GIVEN REQUEST - Show every line of the records below that contains the word "складочном".

DATA -
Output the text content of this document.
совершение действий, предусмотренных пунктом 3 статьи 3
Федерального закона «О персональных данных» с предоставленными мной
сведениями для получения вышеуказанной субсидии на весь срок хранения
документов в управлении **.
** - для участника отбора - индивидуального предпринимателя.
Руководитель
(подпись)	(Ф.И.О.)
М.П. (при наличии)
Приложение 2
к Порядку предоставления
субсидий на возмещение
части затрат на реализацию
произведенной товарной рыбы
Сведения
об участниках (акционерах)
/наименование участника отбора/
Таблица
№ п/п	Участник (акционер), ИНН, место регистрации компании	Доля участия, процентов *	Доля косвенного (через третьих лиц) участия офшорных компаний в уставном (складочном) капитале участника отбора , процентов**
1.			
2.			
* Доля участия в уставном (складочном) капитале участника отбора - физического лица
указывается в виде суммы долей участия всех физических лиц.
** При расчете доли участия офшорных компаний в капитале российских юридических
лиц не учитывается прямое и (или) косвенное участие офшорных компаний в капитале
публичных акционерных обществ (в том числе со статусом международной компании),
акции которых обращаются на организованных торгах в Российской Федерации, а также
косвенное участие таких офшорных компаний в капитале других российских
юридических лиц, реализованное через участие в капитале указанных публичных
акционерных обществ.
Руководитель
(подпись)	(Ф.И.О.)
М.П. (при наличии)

EXERCISE OUTPUT -
№ п/п	Участник (акционер), ИНН, место регистрации компании	Доля участия, процентов *	Доля косвенного (через третьих лиц) участия офшорных компаний в уставном (складочном) капитале участника отбора , процентов**
* Доля участия в уставном (складочном) капитале участника отбора - физического лица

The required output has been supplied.